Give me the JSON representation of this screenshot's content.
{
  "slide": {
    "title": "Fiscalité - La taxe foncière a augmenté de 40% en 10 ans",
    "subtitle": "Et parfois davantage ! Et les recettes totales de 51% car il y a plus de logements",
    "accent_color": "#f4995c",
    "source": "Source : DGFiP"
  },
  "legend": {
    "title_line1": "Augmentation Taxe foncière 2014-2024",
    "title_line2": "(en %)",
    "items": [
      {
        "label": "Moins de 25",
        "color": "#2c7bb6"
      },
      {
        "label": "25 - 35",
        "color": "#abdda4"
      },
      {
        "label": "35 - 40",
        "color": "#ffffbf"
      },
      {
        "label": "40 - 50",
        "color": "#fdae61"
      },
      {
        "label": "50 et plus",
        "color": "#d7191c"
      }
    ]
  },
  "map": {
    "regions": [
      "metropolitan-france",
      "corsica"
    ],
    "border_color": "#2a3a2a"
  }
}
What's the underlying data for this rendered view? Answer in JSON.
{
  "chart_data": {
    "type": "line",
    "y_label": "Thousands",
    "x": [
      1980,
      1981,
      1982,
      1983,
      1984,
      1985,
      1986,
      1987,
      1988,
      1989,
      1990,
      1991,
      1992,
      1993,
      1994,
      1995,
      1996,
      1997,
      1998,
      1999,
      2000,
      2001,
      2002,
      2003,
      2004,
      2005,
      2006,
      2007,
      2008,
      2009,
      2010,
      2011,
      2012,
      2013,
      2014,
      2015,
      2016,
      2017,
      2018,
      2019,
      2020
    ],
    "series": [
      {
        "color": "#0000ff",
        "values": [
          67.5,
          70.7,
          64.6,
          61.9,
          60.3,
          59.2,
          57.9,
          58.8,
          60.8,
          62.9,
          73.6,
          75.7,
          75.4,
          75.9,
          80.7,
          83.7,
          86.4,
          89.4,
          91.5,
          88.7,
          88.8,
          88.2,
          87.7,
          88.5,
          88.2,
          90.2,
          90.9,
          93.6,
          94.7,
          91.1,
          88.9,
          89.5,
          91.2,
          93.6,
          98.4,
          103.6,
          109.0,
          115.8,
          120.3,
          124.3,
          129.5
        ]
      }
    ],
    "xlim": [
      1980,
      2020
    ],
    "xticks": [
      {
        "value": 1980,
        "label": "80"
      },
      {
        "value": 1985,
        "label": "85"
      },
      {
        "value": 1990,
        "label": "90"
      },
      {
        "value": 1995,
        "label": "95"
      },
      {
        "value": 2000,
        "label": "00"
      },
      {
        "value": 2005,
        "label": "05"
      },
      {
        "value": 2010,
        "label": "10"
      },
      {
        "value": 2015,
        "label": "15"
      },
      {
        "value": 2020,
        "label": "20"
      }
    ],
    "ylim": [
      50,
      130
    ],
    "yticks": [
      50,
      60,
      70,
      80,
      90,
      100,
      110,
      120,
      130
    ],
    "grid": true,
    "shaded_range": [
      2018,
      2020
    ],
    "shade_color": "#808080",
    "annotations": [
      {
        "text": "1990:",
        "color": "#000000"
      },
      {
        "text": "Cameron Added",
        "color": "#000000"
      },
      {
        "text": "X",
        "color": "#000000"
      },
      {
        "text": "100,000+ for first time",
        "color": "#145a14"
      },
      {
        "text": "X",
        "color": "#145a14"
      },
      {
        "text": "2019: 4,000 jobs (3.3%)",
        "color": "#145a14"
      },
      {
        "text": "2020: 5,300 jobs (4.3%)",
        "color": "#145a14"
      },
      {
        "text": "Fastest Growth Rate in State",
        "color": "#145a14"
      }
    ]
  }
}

- **WRITTEN PROBLEM**
Exactly reproduce the material above.

- **RESPONSE FOR THIS EXERCISE**
Give me the JSON representation of this screenshot's content.
{
  "slide": {
    "title": "Fiscalité - La taxe foncière a augmenté de 40% en 10 ans",
    "subtitle": "Et parfois davantage ! Et les recettes totales de 51% car il y a plus de logements",
    "accent_color": "#f4995c",
    "source": "Source : DGFiP"
  },
  "legend": {
    "title_line1": "Augmentation Taxe foncière 2014-2024",
    "title_line2": "(en %)",
    "items": [
      {
        "label": "Moins de 25",
        "color": "#2c7bb6"
      },
      {
        "label": "25 - 35",
        "color": "#abdda4"
      },
      {
        "label": "35 - 40",
        "color": "#ffffbf"
      },
      {
        "label": "40 - 50",
        "color": "#fdae61"
      },
      {
        "label": "50 et plus",
        "color": "#d7191c"
      }
    ]
  },
  "map": {
    "regions": [
      "metropolitan-france",
      "corsica"
    ],
    "border_color": "#2a3a2a"
  }
}
What's the underlying data for this rendered view? Answer in JSON.
{
  "chart_data": {
    "type": "line",
    "y_label": "Thousands",
    "x": [
      1980,
      1981,
      1982,
      1983,
      1984,
      1985,
      1986,
      1987,
      1988,
      1989,
      1990,
      1991,
      1992,
      1993,
      1994,
      1995,
      1996,
      1997,
      1998,
      1999,
      2000,
      2001,
      2002,
      2003,
      2004,
      2005,
      2006,
      2007,
      2008,
      2009,
      2010,
      2011,
      2012,
      2013,
      2014,
      2015,
      2016,
      2017,
      2018,
      2019,
      2020
    ],
    "series": [
      {
        "color": "#0000ff",
        "values": [
          67.5,
          70.7,
          64.6,
          61.9,
          60.3,
          59.2,
          57.9,
          58.8,
          60.8,
          62.9,
          73.6,
          75.7,
          75.4,
          75.9,
          80.7,
          83.7,
          86.4,
          89.4,
          91.5,
          88.7,
          88.8,
          88.2,
          87.7,
          88.5,
          88.2,
          90.2,
          90.9,
          93.6,
          94.7,
          91.1,
          88.9,
          89.5,
          91.2,
          93.6,
          98.4,
          103.6,
          109.0,
          115.8,
          120.3,
          124.3,
          129.5
        ]
      }
    ],
    "xlim": [
      1980,
      2020
    ],
    "xticks": [
      {
        "value": 1980,
        "label": "80"
      },
      {
        "value": 1985,
        "label": "85"
      },
      {
        "value": 1990,
        "label": "90"
      },
      {
        "value": 1995,
        "label": "95"
      },
      {
        "value": 2000,
        "label": "00"
      },
      {
        "value": 2005,
        "label": "05"
      },
      {
        "value": 2010,
        "label": "10"
      },
      {
        "value": 2015,
        "label": "15"
      },
      {
        "value": 2020,
        "label": "20"
      }
    ],
    "ylim": [
      50,
      130
    ],
    "yticks": [
      50,
      60,
      70,
      80,
      90,
      100,
      110,
      120,
      130
    ],
    "grid": true,
    "shaded_range": [
      2018,
      2020
    ],
    "shade_color": "#808080",
    "annotations": [
      {
        "text": "1990:",
        "color": "#000000"
      },
      {
        "text": "Cameron Added",
        "color": "#000000"
      },
      {
        "text": "X",
        "color": "#000000"
      },
      {
        "text": "100,000+ for first time",
        "color": "#145a14"
      },
      {
        "text": "X",
        "color": "#145a14"
      },
      {
        "text": "2019: 4,000 jobs (3.3%)",
        "color": "#145a14"
      },
      {
        "text": "2020: 5,300 jobs (4.3%)",
        "color": "#145a14"
      },
      {
        "text": "Fastest Growth Rate in State",
        "color": "#145a14"
      }
    ]
  }
}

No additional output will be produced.